§ **What is asked**
Gather all lines containing the string "JSON" and copy them out.

»»

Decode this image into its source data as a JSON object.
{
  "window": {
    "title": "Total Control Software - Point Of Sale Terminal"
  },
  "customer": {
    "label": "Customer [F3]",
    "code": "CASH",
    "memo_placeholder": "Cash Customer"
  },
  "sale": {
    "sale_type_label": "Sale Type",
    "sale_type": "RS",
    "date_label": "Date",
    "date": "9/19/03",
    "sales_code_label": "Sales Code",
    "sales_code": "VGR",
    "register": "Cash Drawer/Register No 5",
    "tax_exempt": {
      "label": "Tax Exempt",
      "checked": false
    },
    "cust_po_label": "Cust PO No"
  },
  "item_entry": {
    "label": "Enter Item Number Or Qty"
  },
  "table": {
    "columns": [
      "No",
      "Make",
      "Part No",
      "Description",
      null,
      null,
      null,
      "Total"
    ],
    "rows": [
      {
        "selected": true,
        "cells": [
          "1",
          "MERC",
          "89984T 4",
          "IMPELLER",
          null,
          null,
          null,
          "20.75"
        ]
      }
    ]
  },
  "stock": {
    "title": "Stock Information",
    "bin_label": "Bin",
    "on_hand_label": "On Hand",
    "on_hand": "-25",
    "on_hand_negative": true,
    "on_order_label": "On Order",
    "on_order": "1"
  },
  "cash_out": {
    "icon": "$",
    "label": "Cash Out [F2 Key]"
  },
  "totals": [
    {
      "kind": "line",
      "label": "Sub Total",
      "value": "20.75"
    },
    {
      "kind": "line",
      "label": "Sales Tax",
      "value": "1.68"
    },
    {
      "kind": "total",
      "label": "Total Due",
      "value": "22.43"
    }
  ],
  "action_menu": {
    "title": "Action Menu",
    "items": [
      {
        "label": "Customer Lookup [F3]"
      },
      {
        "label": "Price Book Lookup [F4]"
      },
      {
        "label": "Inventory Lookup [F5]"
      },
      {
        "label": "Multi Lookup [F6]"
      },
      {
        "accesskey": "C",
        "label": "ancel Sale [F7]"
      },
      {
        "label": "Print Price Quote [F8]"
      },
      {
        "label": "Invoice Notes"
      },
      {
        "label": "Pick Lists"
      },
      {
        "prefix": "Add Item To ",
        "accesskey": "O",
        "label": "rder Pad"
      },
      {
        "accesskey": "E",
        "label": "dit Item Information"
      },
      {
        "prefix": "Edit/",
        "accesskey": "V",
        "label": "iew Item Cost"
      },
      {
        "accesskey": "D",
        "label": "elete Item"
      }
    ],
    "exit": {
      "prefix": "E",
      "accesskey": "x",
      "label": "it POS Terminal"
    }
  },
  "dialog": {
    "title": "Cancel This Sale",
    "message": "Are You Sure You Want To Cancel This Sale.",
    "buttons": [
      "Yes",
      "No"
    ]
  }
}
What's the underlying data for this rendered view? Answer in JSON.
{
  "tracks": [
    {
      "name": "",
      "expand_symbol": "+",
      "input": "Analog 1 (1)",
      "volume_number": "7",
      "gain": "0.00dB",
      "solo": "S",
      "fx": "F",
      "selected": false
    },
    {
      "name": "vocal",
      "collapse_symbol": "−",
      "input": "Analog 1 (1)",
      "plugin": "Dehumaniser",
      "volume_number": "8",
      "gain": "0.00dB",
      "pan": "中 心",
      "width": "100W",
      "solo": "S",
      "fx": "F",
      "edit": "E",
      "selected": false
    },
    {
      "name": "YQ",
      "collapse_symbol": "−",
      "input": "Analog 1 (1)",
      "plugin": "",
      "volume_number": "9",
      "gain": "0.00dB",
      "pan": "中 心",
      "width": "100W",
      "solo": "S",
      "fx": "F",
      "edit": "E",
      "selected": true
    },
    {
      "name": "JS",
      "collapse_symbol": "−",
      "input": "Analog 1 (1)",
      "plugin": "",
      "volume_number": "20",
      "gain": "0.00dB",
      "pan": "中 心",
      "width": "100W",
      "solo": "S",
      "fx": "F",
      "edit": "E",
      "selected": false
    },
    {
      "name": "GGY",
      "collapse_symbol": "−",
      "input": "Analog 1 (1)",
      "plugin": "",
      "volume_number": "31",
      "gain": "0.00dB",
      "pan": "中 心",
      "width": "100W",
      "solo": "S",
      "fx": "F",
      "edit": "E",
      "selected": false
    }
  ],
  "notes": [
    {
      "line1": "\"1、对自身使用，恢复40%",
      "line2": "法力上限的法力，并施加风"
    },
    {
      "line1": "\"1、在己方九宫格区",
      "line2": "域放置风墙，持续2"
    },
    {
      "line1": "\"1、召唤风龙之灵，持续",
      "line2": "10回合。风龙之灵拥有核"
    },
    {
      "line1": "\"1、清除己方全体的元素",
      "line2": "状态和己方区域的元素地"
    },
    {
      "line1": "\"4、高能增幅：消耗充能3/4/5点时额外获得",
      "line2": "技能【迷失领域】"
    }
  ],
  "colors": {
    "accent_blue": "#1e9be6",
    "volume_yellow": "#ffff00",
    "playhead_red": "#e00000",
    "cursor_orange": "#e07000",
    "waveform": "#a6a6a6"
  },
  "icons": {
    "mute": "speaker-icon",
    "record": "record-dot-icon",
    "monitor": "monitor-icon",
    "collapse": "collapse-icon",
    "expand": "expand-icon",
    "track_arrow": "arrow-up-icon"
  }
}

««

§ **Exercise response**
Decode this image into its source data as a JSON object.
What's the underlying data for this rendered view? Answer in JSON.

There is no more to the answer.